## Begin Data provided
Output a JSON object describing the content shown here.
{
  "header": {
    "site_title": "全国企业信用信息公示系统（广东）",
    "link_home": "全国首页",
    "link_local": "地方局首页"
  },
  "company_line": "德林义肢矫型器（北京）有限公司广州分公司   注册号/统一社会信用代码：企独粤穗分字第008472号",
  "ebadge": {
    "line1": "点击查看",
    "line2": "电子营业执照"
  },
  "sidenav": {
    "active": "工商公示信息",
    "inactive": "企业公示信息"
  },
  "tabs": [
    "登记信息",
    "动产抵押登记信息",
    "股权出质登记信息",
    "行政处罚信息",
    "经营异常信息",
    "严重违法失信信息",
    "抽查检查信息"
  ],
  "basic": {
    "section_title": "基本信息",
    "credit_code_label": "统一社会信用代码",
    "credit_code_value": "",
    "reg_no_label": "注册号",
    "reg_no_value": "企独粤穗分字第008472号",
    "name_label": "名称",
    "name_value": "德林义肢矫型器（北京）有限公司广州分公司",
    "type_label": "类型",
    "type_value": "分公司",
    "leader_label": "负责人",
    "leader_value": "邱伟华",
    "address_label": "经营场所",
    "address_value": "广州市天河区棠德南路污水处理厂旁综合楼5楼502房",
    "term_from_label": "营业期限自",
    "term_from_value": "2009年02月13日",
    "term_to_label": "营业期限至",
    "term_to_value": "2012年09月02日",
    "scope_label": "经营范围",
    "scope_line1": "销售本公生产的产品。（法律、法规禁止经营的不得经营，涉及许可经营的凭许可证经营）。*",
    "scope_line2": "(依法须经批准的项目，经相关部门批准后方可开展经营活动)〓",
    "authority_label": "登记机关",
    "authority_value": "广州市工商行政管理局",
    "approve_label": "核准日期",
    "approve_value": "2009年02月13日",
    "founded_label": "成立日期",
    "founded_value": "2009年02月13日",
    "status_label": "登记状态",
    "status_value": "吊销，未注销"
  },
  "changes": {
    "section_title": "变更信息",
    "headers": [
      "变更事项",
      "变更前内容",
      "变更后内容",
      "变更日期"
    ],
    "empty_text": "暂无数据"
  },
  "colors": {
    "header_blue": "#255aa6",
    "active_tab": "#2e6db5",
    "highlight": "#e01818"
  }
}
## End Data provided
#### Task to carry out:
Pull out every line in the data above that has the word "德林义肢矫型器".

#### Solution for this exercise:
  "company_line": "德林义肢矫型器（北京）有限公司广州分公司   注册号/统一社会信用代码：企独粤穗分字第008472号",
    "name_value": "德林义肢矫型器（北京）有限公司广州分公司",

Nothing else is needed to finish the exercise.